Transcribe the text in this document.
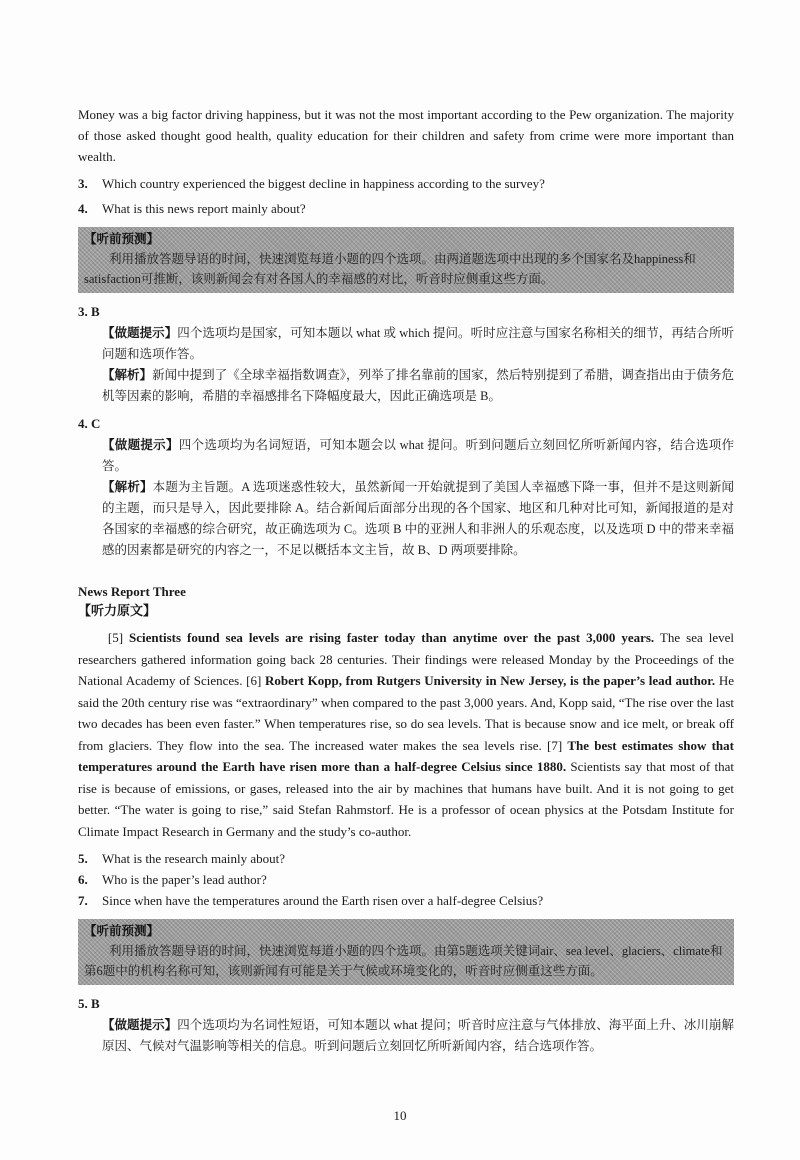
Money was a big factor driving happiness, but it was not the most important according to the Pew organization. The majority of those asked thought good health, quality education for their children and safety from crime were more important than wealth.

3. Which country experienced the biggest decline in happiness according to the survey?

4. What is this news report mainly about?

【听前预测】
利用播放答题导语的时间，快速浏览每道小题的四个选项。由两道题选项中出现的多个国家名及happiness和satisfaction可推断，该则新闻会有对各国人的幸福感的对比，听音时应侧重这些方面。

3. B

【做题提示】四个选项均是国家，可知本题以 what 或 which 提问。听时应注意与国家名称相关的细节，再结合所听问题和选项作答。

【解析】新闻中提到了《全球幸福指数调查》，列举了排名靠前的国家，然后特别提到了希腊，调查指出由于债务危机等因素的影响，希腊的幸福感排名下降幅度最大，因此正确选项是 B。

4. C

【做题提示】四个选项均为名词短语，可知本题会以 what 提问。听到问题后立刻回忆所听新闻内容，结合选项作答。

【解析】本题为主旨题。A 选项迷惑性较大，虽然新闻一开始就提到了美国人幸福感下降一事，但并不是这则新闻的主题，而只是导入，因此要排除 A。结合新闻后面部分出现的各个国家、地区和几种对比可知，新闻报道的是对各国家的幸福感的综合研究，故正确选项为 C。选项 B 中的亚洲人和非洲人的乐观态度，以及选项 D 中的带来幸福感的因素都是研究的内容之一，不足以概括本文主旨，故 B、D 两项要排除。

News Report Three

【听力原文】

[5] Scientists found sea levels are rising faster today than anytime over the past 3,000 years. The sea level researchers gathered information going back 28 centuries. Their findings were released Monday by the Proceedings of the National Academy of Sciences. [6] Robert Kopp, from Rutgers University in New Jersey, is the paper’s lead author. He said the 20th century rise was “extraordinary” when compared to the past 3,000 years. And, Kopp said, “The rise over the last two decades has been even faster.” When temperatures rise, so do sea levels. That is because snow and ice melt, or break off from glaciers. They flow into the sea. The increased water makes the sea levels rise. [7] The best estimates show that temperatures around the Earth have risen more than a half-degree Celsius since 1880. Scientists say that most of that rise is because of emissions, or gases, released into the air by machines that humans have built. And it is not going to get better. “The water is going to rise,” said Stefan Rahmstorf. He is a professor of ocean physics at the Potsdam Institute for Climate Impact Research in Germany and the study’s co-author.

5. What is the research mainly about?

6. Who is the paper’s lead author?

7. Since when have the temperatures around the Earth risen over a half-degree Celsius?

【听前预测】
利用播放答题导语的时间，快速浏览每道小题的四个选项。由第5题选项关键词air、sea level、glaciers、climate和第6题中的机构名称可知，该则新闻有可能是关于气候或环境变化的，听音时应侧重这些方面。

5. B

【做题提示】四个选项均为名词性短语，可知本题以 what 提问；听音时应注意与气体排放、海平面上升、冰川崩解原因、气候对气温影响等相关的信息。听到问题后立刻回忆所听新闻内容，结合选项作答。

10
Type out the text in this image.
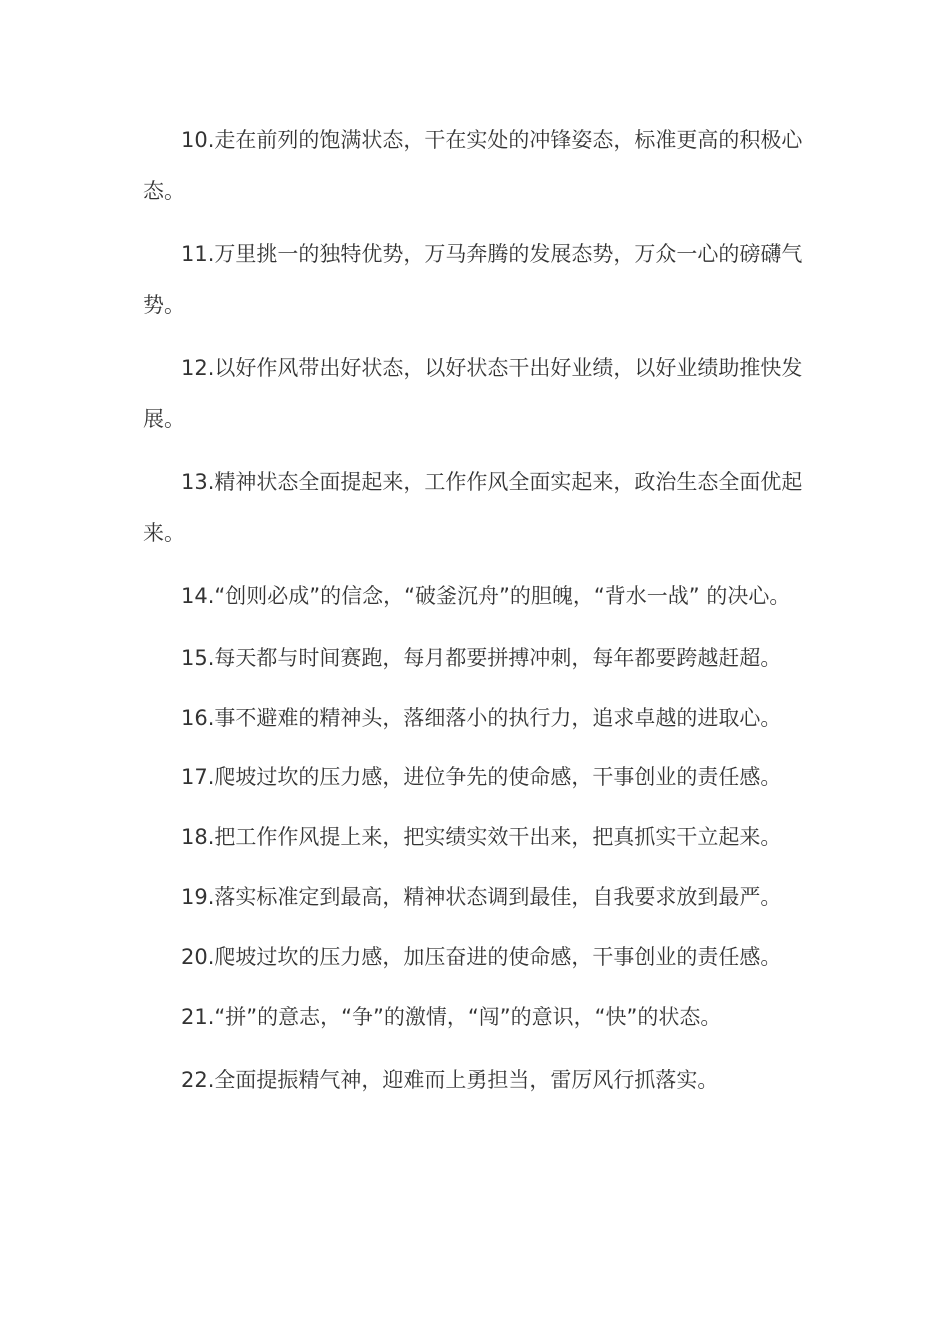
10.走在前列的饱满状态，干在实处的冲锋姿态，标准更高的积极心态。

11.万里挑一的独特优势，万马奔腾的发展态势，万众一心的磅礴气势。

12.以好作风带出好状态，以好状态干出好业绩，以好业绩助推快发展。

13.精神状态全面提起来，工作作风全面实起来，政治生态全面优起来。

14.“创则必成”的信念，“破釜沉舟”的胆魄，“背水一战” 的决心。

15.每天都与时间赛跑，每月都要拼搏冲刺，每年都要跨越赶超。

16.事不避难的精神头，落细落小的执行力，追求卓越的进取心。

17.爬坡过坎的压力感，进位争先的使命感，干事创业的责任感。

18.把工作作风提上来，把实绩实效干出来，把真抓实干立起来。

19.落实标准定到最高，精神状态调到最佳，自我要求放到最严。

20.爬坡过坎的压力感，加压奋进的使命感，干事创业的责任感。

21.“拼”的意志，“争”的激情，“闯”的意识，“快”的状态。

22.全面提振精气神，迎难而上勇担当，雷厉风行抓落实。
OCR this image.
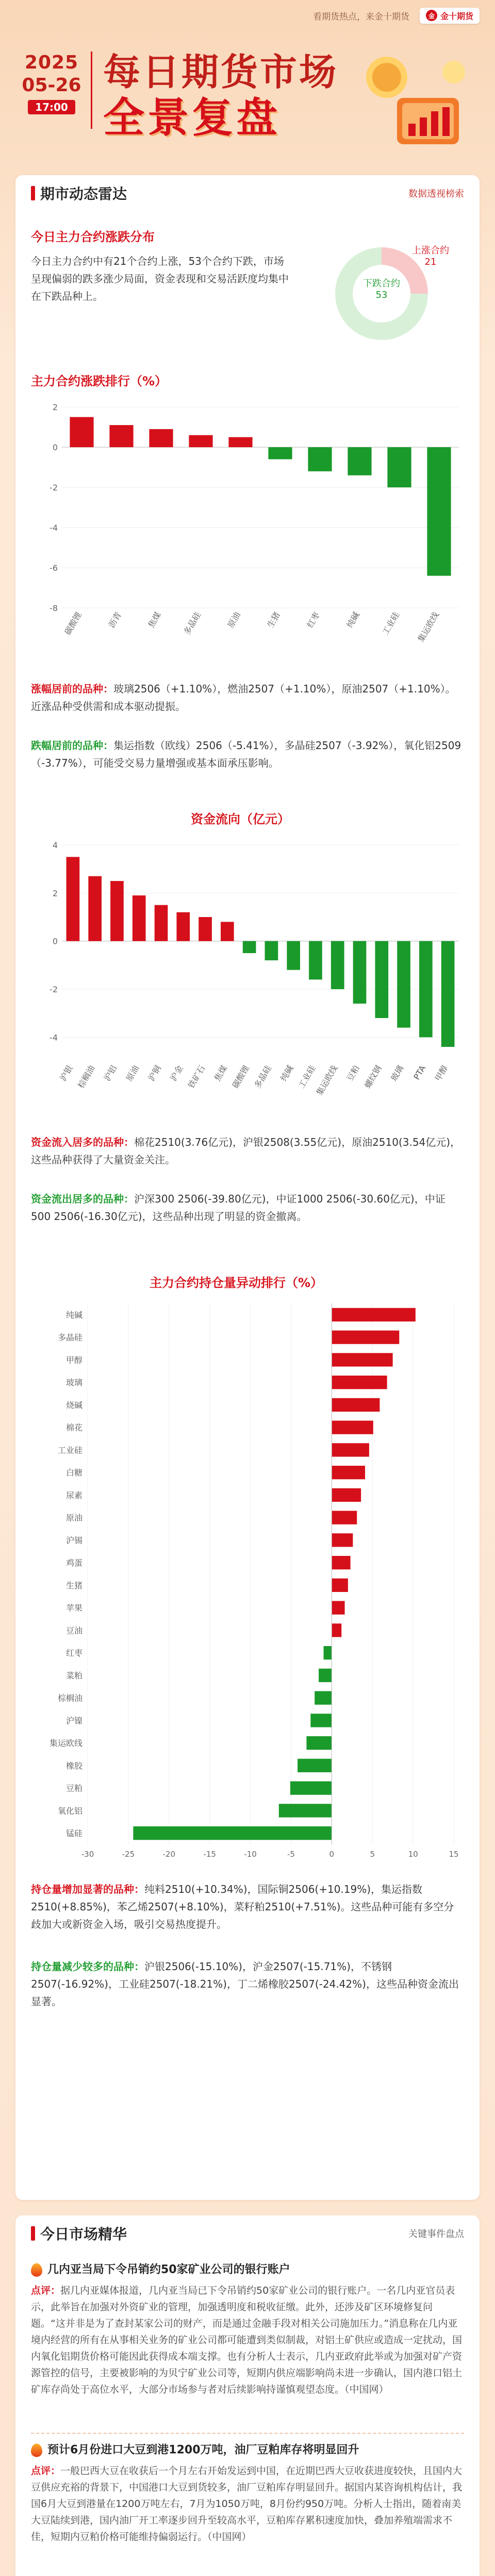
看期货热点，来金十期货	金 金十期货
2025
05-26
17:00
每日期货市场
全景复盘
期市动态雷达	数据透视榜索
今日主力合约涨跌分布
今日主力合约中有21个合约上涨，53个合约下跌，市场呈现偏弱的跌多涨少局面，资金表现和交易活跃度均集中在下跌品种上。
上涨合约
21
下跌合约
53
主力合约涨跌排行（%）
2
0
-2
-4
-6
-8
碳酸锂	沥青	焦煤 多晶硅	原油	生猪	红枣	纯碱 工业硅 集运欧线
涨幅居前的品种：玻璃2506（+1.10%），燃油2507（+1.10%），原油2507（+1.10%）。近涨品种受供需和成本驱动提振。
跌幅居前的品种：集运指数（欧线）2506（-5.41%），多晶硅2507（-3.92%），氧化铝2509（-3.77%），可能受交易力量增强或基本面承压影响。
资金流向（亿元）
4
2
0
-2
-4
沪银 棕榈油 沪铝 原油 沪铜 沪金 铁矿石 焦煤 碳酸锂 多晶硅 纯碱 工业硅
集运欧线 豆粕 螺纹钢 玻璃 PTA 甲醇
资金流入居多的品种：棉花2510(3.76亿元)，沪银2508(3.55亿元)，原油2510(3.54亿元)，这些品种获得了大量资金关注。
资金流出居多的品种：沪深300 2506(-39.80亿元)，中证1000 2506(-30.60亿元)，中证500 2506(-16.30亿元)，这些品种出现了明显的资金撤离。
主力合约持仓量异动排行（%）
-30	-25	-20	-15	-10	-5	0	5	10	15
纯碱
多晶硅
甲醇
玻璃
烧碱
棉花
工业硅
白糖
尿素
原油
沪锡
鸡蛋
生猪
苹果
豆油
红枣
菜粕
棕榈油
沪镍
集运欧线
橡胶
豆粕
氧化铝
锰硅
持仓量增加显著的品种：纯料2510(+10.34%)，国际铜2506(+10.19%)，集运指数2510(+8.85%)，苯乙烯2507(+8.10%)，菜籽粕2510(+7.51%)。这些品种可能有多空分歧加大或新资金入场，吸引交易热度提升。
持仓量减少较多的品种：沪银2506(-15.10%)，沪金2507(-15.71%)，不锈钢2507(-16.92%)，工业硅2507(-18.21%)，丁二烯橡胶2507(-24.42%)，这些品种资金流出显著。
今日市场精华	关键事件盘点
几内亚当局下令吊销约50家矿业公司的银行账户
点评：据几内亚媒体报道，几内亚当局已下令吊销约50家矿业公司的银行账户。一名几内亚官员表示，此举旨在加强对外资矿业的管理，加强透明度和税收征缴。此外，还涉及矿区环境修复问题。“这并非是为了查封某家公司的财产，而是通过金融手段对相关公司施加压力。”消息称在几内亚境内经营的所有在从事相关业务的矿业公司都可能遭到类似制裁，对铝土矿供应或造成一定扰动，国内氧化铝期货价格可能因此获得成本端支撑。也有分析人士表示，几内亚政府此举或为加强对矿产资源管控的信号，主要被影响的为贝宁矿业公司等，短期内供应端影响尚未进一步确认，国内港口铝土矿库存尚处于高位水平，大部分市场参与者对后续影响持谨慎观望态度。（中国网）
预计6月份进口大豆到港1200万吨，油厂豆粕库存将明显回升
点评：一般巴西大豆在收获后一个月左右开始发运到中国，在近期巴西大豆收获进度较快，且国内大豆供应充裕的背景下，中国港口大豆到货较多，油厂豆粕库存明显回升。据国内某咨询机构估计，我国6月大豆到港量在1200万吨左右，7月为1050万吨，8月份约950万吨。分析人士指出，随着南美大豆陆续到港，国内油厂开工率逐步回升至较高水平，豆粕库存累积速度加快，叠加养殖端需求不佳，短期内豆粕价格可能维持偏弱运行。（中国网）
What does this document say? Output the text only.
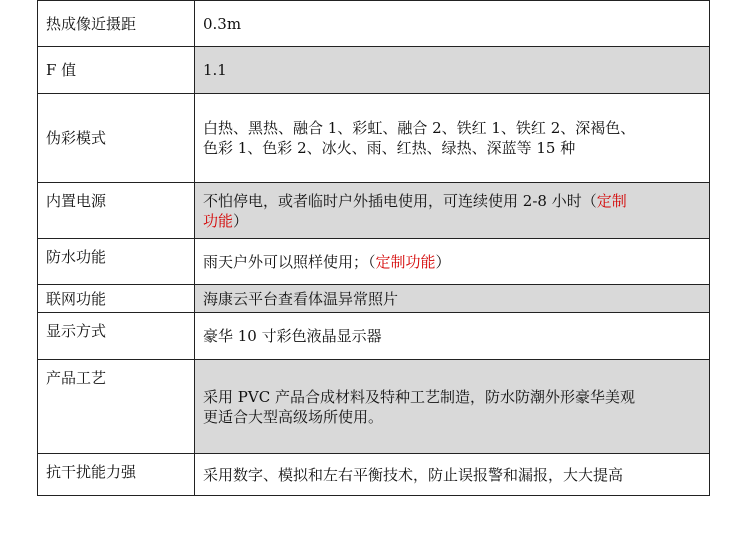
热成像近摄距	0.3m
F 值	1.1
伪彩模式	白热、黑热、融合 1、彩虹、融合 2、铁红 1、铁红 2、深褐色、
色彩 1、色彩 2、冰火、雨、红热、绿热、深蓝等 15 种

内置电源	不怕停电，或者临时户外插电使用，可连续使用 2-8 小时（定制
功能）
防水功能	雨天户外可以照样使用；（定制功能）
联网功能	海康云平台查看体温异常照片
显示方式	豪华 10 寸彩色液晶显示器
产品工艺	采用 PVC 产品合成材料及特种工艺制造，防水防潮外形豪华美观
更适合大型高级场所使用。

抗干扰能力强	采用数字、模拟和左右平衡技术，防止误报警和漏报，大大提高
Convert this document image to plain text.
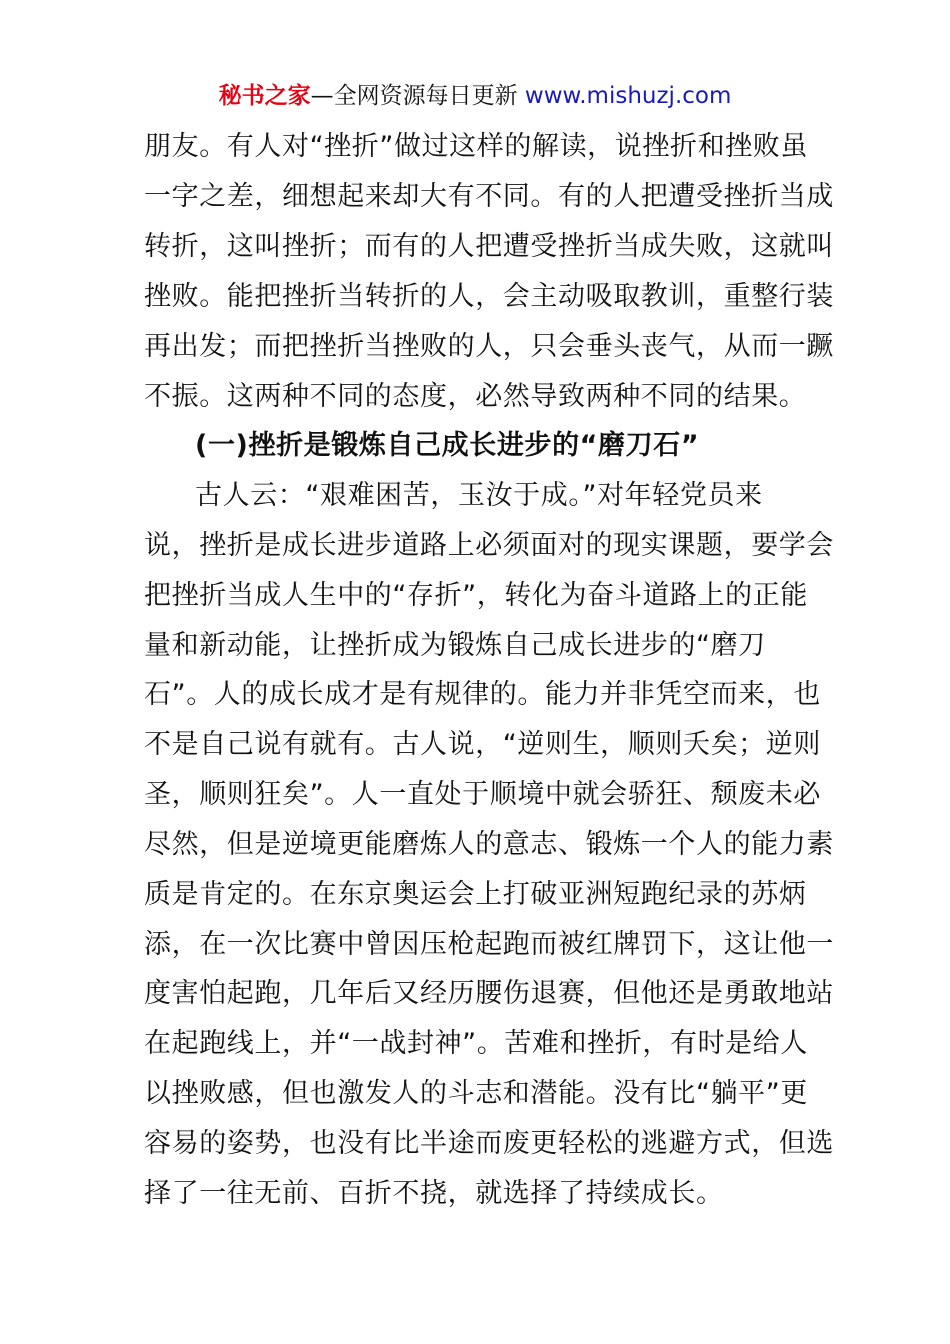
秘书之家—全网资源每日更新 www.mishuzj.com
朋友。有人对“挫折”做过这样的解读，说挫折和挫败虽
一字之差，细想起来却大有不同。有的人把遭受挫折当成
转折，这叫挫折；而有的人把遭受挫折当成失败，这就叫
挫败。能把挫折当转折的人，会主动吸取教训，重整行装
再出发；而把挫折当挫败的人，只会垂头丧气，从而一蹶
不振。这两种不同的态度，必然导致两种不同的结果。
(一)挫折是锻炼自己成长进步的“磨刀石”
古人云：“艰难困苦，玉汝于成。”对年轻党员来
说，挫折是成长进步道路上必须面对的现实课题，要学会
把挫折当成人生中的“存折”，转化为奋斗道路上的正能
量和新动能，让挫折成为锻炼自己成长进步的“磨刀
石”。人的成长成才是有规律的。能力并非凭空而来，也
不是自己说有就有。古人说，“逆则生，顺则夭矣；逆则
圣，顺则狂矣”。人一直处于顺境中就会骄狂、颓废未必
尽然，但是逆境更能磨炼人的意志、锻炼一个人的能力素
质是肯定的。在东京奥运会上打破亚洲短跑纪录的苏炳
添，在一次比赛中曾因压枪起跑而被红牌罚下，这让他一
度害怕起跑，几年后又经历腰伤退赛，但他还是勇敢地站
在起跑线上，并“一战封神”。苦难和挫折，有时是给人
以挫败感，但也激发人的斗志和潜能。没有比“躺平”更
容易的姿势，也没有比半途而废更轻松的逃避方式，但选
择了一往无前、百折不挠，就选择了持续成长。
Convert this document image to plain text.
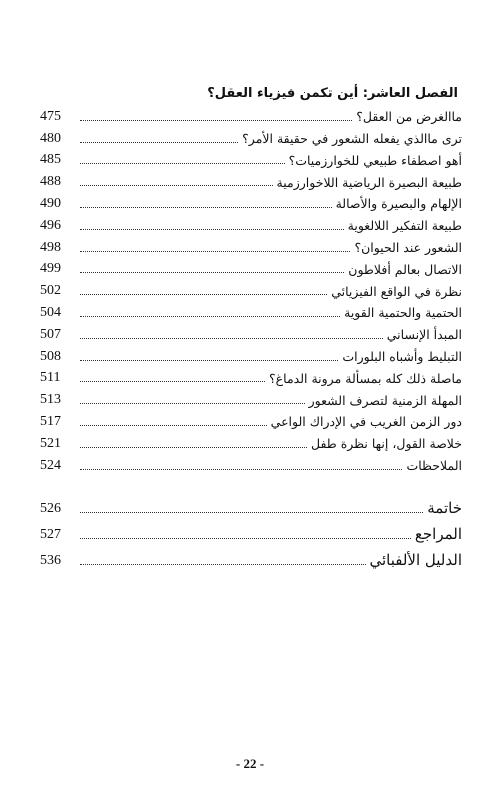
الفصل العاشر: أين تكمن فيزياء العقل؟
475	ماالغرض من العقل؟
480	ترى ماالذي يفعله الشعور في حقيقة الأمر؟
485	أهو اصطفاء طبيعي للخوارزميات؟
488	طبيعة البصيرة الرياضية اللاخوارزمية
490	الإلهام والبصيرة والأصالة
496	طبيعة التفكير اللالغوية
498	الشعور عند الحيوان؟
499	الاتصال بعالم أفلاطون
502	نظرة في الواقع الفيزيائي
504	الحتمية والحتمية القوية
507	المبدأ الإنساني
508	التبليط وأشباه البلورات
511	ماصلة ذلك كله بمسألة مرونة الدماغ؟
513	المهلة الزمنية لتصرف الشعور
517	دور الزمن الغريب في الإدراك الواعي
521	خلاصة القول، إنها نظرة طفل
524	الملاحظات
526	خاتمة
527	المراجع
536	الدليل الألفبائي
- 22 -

▶ [Your objective]: Scan the listing above and copy all lines containing the word "爬坡过坎的压力感".

▶ [Output for this exercise]:
17.爬坡过坎的压力感，进位争先的使命感，干事创业的责任感。
20.爬坡过坎的压力感，加压奋进的使命感，干事创业的责任感。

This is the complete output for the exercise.